- Exercise -
Copy every entry exactly.

(Entries with figure data)

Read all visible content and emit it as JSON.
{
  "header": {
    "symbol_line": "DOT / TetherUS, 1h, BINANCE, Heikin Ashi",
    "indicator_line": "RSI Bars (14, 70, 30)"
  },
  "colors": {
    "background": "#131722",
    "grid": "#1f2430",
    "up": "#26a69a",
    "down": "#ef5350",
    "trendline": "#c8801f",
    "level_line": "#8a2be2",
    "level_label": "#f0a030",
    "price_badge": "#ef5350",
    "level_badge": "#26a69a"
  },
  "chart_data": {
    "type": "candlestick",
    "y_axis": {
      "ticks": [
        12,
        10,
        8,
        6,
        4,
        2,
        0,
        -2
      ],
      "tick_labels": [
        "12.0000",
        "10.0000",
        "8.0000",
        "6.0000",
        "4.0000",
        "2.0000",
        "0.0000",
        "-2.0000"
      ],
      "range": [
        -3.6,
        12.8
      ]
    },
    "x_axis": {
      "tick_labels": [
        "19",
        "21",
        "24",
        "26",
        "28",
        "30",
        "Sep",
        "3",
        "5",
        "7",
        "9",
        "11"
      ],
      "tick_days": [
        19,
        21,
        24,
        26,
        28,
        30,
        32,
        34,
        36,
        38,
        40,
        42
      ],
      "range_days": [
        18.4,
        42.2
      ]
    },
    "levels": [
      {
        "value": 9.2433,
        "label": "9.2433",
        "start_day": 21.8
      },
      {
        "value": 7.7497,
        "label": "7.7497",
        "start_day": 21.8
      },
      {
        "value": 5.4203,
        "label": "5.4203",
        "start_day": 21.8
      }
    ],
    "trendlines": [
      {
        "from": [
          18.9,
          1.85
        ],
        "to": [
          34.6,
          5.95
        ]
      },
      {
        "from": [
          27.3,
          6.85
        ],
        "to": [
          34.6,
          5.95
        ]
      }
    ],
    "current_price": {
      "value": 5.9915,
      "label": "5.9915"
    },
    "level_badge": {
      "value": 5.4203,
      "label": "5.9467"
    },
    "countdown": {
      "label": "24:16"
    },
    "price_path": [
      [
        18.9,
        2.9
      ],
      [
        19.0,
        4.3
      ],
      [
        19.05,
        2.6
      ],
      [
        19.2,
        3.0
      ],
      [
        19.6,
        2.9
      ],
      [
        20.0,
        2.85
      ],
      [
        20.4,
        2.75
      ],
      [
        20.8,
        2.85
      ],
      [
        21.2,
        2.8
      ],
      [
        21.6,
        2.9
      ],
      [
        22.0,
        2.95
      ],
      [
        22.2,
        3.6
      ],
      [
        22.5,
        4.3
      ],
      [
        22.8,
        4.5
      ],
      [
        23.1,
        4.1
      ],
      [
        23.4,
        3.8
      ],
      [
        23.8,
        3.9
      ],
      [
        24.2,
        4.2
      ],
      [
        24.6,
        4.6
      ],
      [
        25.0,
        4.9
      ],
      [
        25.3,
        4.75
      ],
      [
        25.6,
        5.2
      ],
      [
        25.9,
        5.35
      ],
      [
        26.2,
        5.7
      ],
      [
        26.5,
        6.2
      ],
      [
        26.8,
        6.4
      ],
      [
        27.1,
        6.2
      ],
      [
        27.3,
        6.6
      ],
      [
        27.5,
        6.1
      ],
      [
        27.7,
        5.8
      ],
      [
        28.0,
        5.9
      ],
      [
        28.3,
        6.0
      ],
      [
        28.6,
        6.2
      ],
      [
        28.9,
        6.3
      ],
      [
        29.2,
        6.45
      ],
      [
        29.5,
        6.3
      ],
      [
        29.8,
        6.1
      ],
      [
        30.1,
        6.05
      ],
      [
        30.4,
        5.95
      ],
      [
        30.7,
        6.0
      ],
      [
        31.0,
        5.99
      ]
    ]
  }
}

- Correct result -
Read all visible content and emit it as JSON.
{
  "header": {
    "symbol_line": "DOT / TetherUS, 1h, BINANCE, Heikin Ashi",
    "indicator_line": "RSI Bars (14, 70, 30)"
  },
  "colors": {
    "background": "#131722",
    "grid": "#1f2430",
    "up": "#26a69a",
    "down": "#ef5350",
    "trendline": "#c8801f",
    "level_line": "#8a2be2",
    "level_label": "#f0a030",
    "price_badge": "#ef5350",
    "level_badge": "#26a69a"
  },
  "chart_data": {
    "type": "candlestick",
    "y_axis": {
      "ticks": [
        12,
        10,
        8,
        6,
        4,
        2,
        0,
        -2
      ],
      "tick_labels": [
        "12.0000",
        "10.0000",
        "8.0000",
        "6.0000",
        "4.0000",
        "2.0000",
        "0.0000",
        "-2.0000"
      ],
      "range": [
        -3.6,
        12.8
      ]
    },
    "x_axis": {
      "tick_labels": [
        "19",
        "21",
        "24",
        "26",
        "28",
        "30",
        "Sep",
        "3",
        "5",
        "7",
        "9",
        "11"
      ],
      "tick_days": [
        19,
        21,
        24,
        26,
        28,
        30,
        32,
        34,
        36,
        38,
        40,
        42
      ],
      "range_days": [
        18.4,
        42.2
      ]
    },
    "levels": [
      {
        "value": 9.2433,
        "label": "9.2433",
        "start_day": 21.8
      },
      {
        "value": 7.7497,
        "label": "7.7497",
        "start_day": 21.8
      },
      {
        "value": 5.4203,
        "label": "5.4203",
        "start_day": 21.8
      }
    ],
    "trendlines": [
      {
        "from": [
          18.9,
          1.85
        ],
        "to": [
          34.6,
          5.95
        ]
      },
      {
        "from": [
          27.3,
          6.85
        ],
        "to": [
          34.6,
          5.95
        ]
      }
    ],
    "current_price": {
      "value": 5.9915,
      "label": "5.9915"
    },
    "level_badge": {
      "value": 5.4203,
      "label": "5.9467"
    },
    "countdown": {
      "label": "24:16"
    },
    "price_path": [
      [
        18.9,
        2.9
      ],
      [
        19.0,
        4.3
      ],
      [
        19.05,
        2.6
      ],
      [
        19.2,
        3.0
      ],
      [
        19.6,
        2.9
      ],
      [
        20.0,
        2.85
      ],
      [
        20.4,
        2.75
      ],
      [
        20.8,
        2.85
      ],
      [
        21.2,
        2.8
      ],
      [
        21.6,
        2.9
      ],
      [
        22.0,
        2.95
      ],
      [
        22.2,
        3.6
      ],
      [
        22.5,
        4.3
      ],
      [
        22.8,
        4.5
      ],
      [
        23.1,
        4.1
      ],
      [
        23.4,
        3.8
      ],
      [
        23.8,
        3.9
      ],
      [
        24.2,
        4.2
      ],
      [
        24.6,
        4.6
      ],
      [
        25.0,
        4.9
      ],
      [
        25.3,
        4.75
      ],
      [
        25.6,
        5.2
      ],
      [
        25.9,
        5.35
      ],
      [
        26.2,
        5.7
      ],
      [
        26.5,
        6.2
      ],
      [
        26.8,
        6.4
      ],
      [
        27.1,
        6.2
      ],
      [
        27.3,
        6.6
      ],
      [
        27.5,
        6.1
      ],
      [
        27.7,
        5.8
      ],
      [
        28.0,
        5.9
      ],
      [
        28.3,
        6.0
      ],
      [
        28.6,
        6.2
      ],
      [
        28.9,
        6.3
      ],
      [
        29.2,
        6.45
      ],
      [
        29.5,
        6.3
      ],
      [
        29.8,
        6.1
      ],
      [
        30.1,
        6.05
      ],
      [
        30.4,
        5.95
      ],
      [
        30.7,
        6.0
      ],
      [
        31.0,
        5.99
      ]
    ]
  }
}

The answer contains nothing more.